**** RECORDED INFORMATION

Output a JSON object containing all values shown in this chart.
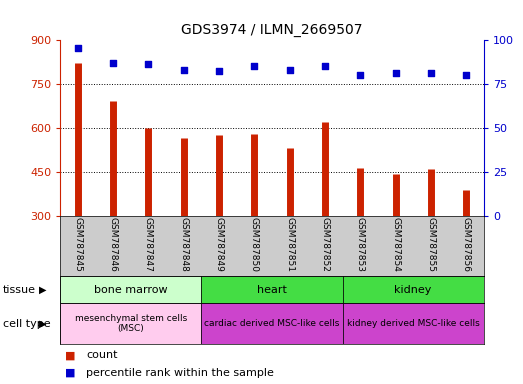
{
  "title": "GDS3974 / ILMN_2669507",
  "samples": [
    "GSM787845",
    "GSM787846",
    "GSM787847",
    "GSM787848",
    "GSM787849",
    "GSM787850",
    "GSM787851",
    "GSM787852",
    "GSM787853",
    "GSM787854",
    "GSM787855",
    "GSM787856"
  ],
  "counts": [
    820,
    690,
    600,
    565,
    575,
    580,
    530,
    620,
    465,
    445,
    460,
    390
  ],
  "percentile_ranks": [
    95,
    87,
    86,
    83,
    82,
    85,
    83,
    85,
    80,
    81,
    81,
    80
  ],
  "ylim_left": [
    300,
    900
  ],
  "ylim_right": [
    0,
    100
  ],
  "yticks_left": [
    300,
    450,
    600,
    750,
    900
  ],
  "yticks_right": [
    0,
    25,
    50,
    75,
    100
  ],
  "bar_color": "#cc2200",
  "dot_color": "#0000cc",
  "grid_color": "#000000",
  "xlabel_bg": "#cccccc",
  "tissue_header": "tissue",
  "cell_type_header": "cell type",
  "legend_count_label": "count",
  "legend_percentile_label": "percentile rank within the sample",
  "tissue_groups": [
    {
      "label": "bone marrow",
      "start": 0,
      "end": 4,
      "color": "#ccffcc"
    },
    {
      "label": "heart",
      "start": 4,
      "end": 8,
      "color": "#44dd44"
    },
    {
      "label": "kidney",
      "start": 8,
      "end": 12,
      "color": "#44dd44"
    }
  ],
  "cell_type_groups": [
    {
      "label": "mesenchymal stem cells\n(MSC)",
      "start": 0,
      "end": 4,
      "color": "#ffccee"
    },
    {
      "label": "cardiac derived MSC-like cells",
      "start": 4,
      "end": 8,
      "color": "#cc44cc"
    },
    {
      "label": "kidney derived MSC-like cells",
      "start": 8,
      "end": 12,
      "color": "#cc44cc"
    }
  ]
}
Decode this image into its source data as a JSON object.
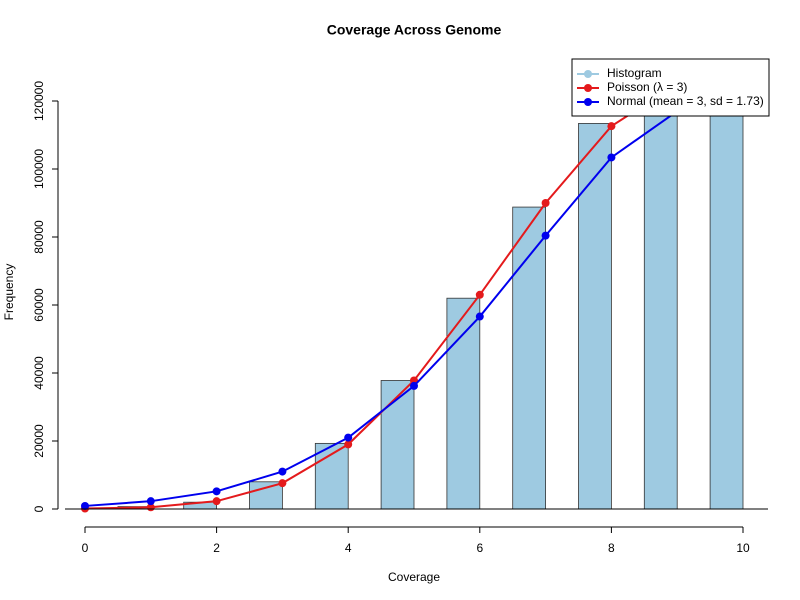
{
  "chart_data": {
    "type": "bar-line",
    "title": "Coverage Across Genome",
    "x_label": "Coverage",
    "y_label": "Frequency",
    "xlim": [
      0,
      10
    ],
    "xticks": [
      0,
      2,
      4,
      6,
      8,
      10
    ],
    "ylim": [
      -5300,
      120000
    ],
    "yticks": [
      0,
      20000,
      40000,
      60000,
      80000,
      100000,
      120000
    ],
    "legend": "top-right",
    "series": [
      {
        "name": "Histogram",
        "type": "bar",
        "color": "#9ecae1",
        "x": [
          1,
          2,
          3,
          4,
          5,
          6,
          7,
          8,
          9,
          10
        ],
        "values": [
          700,
          2000,
          8000,
          19300,
          37800,
          62000,
          88800,
          113400,
          130000,
          130000
        ]
      },
      {
        "name": "Poisson (λ = 3)",
        "type": "line",
        "color": "#e41a1c",
        "x": [
          0,
          1,
          2,
          3,
          4,
          5,
          6,
          7,
          8,
          9
        ],
        "values": [
          150,
          500,
          2300,
          7600,
          19000,
          37800,
          63000,
          90000,
          112600,
          125000
        ]
      },
      {
        "name": "Normal (mean = 3, sd = 1.73)",
        "type": "line",
        "color": "#0000ee",
        "x": [
          0,
          1,
          2,
          3,
          4,
          5,
          6,
          7,
          8,
          9
        ],
        "values": [
          900,
          2300,
          5200,
          11000,
          21000,
          36200,
          56600,
          80400,
          103400,
          117000
        ]
      }
    ]
  }
}
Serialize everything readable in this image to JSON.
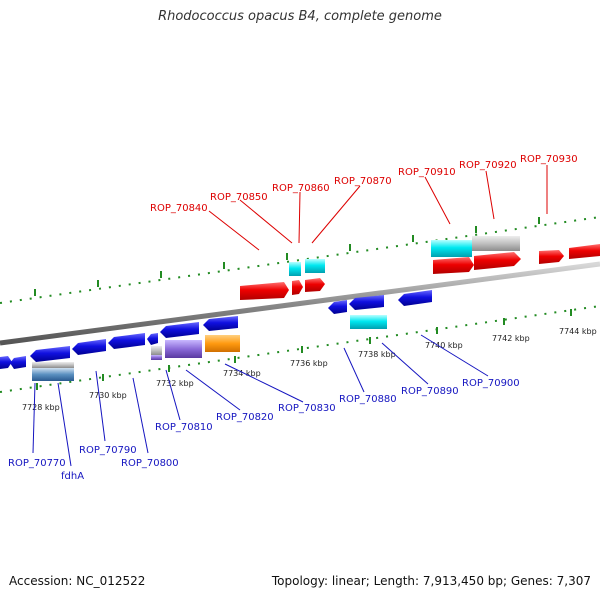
{
  "title": "Rhodococcus opacus B4, complete genome",
  "footer": {
    "accession": "Accession: NC_012522",
    "summary": "Topology: linear; Length: 7,913,450 bp; Genes: 7,307"
  },
  "colors": {
    "top_label": "#dd0000",
    "bottom_label": "#1515c0",
    "tick": "#228b22",
    "backbone": "#888888"
  },
  "scale_labels": [
    "7728 kbp",
    "7730 kbp",
    "7732 kbp",
    "7734 kbp",
    "7736 kbp",
    "7738 kbp",
    "7740 kbp",
    "7742 kbp",
    "7744 kbp"
  ],
  "top_genes": [
    "ROP_70840",
    "ROP_70850",
    "ROP_70860",
    "ROP_70870",
    "ROP_70910",
    "ROP_70920",
    "ROP_70930"
  ],
  "bottom_genes": [
    "ROP_70770",
    "fdhA",
    "ROP_70790",
    "ROP_70800",
    "ROP_70810",
    "ROP_70820",
    "ROP_70830",
    "ROP_70880",
    "ROP_70890",
    "ROP_70900"
  ]
}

********

### TASK TO CARRY OUT:
Retype, word for word, only the lines from the line with "Serialize everything readable" to the final line of the listing above; the pictures do not belong in the copy.

### FINISHED TASK:
Serialize everything readable in this image to JSON.
{
  "title": "Rhodococcus opacus B4, complete genome",
  "footer": {
    "accession": "Accession: NC_012522",
    "summary": "Topology: linear; Length: 7,913,450 bp; Genes: 7,307"
  },
  "colors": {
    "top_label": "#dd0000",
    "bottom_label": "#1515c0",
    "tick": "#228b22",
    "backbone": "#888888"
  },
  "scale_labels": [
    "7728 kbp",
    "7730 kbp",
    "7732 kbp",
    "7734 kbp",
    "7736 kbp",
    "7738 kbp",
    "7740 kbp",
    "7742 kbp",
    "7744 kbp"
  ],
  "top_genes": [
    "ROP_70840",
    "ROP_70850",
    "ROP_70860",
    "ROP_70870",
    "ROP_70910",
    "ROP_70920",
    "ROP_70930"
  ],
  "bottom_genes": [
    "ROP_70770",
    "fdhA",
    "ROP_70790",
    "ROP_70800",
    "ROP_70810",
    "ROP_70820",
    "ROP_70830",
    "ROP_70880",
    "ROP_70890",
    "ROP_70900"
  ]
}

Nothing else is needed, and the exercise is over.